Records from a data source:
####
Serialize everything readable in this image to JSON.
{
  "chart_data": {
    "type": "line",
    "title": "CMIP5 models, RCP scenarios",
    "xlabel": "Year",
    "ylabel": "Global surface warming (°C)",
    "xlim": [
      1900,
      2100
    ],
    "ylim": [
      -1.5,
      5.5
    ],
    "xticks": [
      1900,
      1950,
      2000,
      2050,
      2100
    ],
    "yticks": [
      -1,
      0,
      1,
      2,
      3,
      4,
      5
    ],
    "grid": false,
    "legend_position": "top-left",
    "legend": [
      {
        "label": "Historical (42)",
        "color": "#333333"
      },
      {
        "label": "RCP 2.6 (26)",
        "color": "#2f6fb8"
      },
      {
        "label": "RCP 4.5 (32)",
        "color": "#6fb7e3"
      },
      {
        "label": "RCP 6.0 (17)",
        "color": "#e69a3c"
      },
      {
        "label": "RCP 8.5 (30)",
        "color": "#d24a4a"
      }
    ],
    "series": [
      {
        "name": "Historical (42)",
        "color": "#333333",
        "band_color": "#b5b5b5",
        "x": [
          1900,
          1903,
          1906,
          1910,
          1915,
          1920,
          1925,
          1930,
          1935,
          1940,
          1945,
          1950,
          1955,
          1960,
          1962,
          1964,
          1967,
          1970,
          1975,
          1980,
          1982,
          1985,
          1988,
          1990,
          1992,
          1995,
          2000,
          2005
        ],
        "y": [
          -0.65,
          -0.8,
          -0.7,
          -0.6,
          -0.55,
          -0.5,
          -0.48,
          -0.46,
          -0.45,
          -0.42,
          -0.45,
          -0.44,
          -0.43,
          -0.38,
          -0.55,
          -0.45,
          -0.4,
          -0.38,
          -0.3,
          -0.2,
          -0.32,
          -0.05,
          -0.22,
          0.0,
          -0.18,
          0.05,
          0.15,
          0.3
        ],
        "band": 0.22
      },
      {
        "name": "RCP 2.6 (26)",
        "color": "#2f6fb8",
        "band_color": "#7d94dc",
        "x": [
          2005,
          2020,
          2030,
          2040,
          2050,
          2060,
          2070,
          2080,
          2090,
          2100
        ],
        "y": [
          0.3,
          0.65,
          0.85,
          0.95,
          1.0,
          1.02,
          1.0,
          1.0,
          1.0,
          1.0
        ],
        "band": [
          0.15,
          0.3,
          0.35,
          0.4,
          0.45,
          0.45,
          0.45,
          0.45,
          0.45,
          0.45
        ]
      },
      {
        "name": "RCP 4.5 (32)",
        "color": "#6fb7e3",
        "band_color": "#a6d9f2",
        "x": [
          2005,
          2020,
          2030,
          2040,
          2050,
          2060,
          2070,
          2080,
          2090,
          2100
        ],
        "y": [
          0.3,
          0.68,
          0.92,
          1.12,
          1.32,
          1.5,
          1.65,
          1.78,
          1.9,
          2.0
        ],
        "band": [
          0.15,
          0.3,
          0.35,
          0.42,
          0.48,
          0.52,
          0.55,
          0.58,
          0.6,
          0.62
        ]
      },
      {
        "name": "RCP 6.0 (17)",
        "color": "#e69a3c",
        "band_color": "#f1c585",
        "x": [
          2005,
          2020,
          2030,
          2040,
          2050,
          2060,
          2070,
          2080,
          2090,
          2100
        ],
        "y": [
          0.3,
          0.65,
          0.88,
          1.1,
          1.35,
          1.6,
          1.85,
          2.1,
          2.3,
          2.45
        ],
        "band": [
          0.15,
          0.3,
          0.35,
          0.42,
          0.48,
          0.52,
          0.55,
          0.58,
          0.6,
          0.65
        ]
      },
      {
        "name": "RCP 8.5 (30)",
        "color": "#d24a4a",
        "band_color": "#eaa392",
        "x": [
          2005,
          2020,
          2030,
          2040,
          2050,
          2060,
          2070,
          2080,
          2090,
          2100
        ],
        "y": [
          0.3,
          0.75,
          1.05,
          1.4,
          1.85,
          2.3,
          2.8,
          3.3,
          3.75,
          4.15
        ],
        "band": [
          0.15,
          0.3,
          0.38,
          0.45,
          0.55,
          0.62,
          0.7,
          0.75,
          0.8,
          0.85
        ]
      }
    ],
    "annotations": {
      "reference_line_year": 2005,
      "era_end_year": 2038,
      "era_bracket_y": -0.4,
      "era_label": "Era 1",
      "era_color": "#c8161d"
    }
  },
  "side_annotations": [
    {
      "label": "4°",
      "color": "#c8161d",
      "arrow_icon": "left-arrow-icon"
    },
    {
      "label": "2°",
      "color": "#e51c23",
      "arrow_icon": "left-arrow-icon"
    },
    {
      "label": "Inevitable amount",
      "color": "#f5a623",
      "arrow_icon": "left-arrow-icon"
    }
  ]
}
####
The answer is one number: how many lines of the material above contain "Historical".

> **The response**
2